__GIVEN EXERCISE__:
All records should be reproduced verbatim.

__PROVIDED MATERIAL__:
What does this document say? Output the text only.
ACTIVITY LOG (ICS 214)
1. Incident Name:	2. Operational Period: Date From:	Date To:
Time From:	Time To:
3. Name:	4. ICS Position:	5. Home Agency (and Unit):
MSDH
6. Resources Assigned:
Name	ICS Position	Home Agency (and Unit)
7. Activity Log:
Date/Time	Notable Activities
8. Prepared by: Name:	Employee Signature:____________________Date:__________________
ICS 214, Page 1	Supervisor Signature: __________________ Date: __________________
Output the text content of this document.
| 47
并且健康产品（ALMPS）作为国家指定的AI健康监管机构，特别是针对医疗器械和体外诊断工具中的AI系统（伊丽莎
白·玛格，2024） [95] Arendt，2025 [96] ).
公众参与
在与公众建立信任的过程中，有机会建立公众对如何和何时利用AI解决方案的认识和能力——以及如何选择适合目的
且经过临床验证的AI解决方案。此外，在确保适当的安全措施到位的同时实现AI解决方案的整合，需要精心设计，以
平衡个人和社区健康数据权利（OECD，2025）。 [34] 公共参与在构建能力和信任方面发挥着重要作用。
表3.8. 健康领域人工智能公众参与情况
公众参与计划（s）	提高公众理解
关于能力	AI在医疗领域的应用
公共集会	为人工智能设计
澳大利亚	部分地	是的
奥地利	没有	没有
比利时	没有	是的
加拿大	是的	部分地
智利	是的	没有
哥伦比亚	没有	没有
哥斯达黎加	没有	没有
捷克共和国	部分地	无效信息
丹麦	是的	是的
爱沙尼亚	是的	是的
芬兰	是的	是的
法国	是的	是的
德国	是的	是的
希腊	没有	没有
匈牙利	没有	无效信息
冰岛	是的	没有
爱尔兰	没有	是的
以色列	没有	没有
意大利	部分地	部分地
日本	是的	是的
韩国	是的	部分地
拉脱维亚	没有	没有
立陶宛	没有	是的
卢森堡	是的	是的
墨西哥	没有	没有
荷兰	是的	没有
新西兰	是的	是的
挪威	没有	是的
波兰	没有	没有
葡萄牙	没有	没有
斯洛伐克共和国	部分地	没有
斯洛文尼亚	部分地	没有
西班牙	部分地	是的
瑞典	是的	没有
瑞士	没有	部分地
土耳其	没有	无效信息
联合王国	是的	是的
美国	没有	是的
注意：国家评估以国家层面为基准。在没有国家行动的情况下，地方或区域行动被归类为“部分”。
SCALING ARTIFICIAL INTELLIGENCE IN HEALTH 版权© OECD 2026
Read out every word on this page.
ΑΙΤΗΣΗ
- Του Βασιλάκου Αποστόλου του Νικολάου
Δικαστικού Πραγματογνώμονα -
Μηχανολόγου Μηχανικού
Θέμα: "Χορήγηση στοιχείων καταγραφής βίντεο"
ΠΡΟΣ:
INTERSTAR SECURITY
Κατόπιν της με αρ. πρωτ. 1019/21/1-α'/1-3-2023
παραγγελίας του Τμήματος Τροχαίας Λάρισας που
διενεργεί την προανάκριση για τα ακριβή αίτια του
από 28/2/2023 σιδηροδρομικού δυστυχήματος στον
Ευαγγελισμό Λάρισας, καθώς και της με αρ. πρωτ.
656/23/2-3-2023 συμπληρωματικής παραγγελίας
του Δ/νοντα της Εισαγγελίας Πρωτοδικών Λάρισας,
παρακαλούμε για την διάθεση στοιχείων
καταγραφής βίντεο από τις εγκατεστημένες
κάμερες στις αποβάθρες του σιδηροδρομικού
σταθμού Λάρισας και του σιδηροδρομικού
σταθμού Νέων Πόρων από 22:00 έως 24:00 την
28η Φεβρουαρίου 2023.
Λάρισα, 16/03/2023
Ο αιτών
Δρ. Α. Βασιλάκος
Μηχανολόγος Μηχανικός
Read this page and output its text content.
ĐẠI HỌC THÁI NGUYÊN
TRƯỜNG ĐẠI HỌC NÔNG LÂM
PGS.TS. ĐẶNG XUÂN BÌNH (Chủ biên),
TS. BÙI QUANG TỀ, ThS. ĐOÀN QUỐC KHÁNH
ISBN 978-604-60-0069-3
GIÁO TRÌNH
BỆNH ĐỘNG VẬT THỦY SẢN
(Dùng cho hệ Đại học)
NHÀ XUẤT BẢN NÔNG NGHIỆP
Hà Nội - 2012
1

__COMPLETE OUTPUT__:
What does this document say? Output the text only.
ACTIVITY LOG (ICS 214)
1. Incident Name:	2. Operational Period: Date From:	Date To:
Time From:	Time To:
3. Name:	4. ICS Position:	5. Home Agency (and Unit):
MSDH
6. Resources Assigned:
Name	ICS Position	Home Agency (and Unit)
7. Activity Log:
Date/Time	Notable Activities
8. Prepared by: Name:	Employee Signature:____________________Date:__________________
ICS 214, Page 1	Supervisor Signature: __________________ Date: __________________
Output the text content of this document.
| 47
并且健康产品（ALMPS）作为国家指定的AI健康监管机构，特别是针对医疗器械和体外诊断工具中的AI系统（伊丽莎
白·玛格，2024） [95] Arendt，2025 [96] ).
公众参与
在与公众建立信任的过程中，有机会建立公众对如何和何时利用AI解决方案的认识和能力——以及如何选择适合目的
且经过临床验证的AI解决方案。此外，在确保适当的安全措施到位的同时实现AI解决方案的整合，需要精心设计，以
平衡个人和社区健康数据权利（OECD，2025）。 [34] 公共参与在构建能力和信任方面发挥着重要作用。
表3.8. 健康领域人工智能公众参与情况
公众参与计划（s）	提高公众理解
关于能力	AI在医疗领域的应用
公共集会	为人工智能设计
澳大利亚	部分地	是的
奥地利	没有	没有
比利时	没有	是的
加拿大	是的	部分地
智利	是的	没有
哥伦比亚	没有	没有
哥斯达黎加	没有	没有
捷克共和国	部分地	无效信息
丹麦	是的	是的
爱沙尼亚	是的	是的
芬兰	是的	是的
法国	是的	是的
德国	是的	是的
希腊	没有	没有
匈牙利	没有	无效信息
冰岛	是的	没有
爱尔兰	没有	是的
以色列	没有	没有
意大利	部分地	部分地
日本	是的	是的
韩国	是的	部分地
拉脱维亚	没有	没有
立陶宛	没有	是的
卢森堡	是的	是的
墨西哥	没有	没有
荷兰	是的	没有
新西兰	是的	是的
挪威	没有	是的
波兰	没有	没有
葡萄牙	没有	没有
斯洛伐克共和国	部分地	没有
斯洛文尼亚	部分地	没有
西班牙	部分地	是的
瑞典	是的	没有
瑞士	没有	部分地
土耳其	没有	无效信息
联合王国	是的	是的
美国	没有	是的
注意：国家评估以国家层面为基准。在没有国家行动的情况下，地方或区域行动被归类为“部分”。
SCALING ARTIFICIAL INTELLIGENCE IN HEALTH 版权© OECD 2026
Read out every word on this page.
ΑΙΤΗΣΗ
- Του Βασιλάκου Αποστόλου του Νικολάου
Δικαστικού Πραγματογνώμονα -
Μηχανολόγου Μηχανικού
Θέμα: "Χορήγηση στοιχείων καταγραφής βίντεο"
ΠΡΟΣ:
INTERSTAR SECURITY
Κατόπιν της με αρ. πρωτ. 1019/21/1-α'/1-3-2023
παραγγελίας του Τμήματος Τροχαίας Λάρισας που
διενεργεί την προανάκριση για τα ακριβή αίτια του
από 28/2/2023 σιδηροδρομικού δυστυχήματος στον
Ευαγγελισμό Λάρισας, καθώς και της με αρ. πρωτ.
656/23/2-3-2023 συμπληρωματικής παραγγελίας
του Δ/νοντα της Εισαγγελίας Πρωτοδικών Λάρισας,
παρακαλούμε για την διάθεση στοιχείων
καταγραφής βίντεο από τις εγκατεστημένες
κάμερες στις αποβάθρες του σιδηροδρομικού
σταθμού Λάρισας και του σιδηροδρομικού
σταθμού Νέων Πόρων από 22:00 έως 24:00 την
28η Φεβρουαρίου 2023.
Λάρισα, 16/03/2023
Ο αιτών
Δρ. Α. Βασιλάκος
Μηχανολόγος Μηχανικός
Read this page and output its text content.
ĐẠI HỌC THÁI NGUYÊN
TRƯỜNG ĐẠI HỌC NÔNG LÂM
PGS.TS. ĐẶNG XUÂN BÌNH (Chủ biên),
TS. BÙI QUANG TỀ, ThS. ĐOÀN QUỐC KHÁNH
ISBN 978-604-60-0069-3
GIÁO TRÌNH
BỆNH ĐỘNG VẬT THỦY SẢN
(Dùng cho hệ Đại học)
NHÀ XUẤT BẢN NÔNG NGHIỆP
Hà Nội - 2012
1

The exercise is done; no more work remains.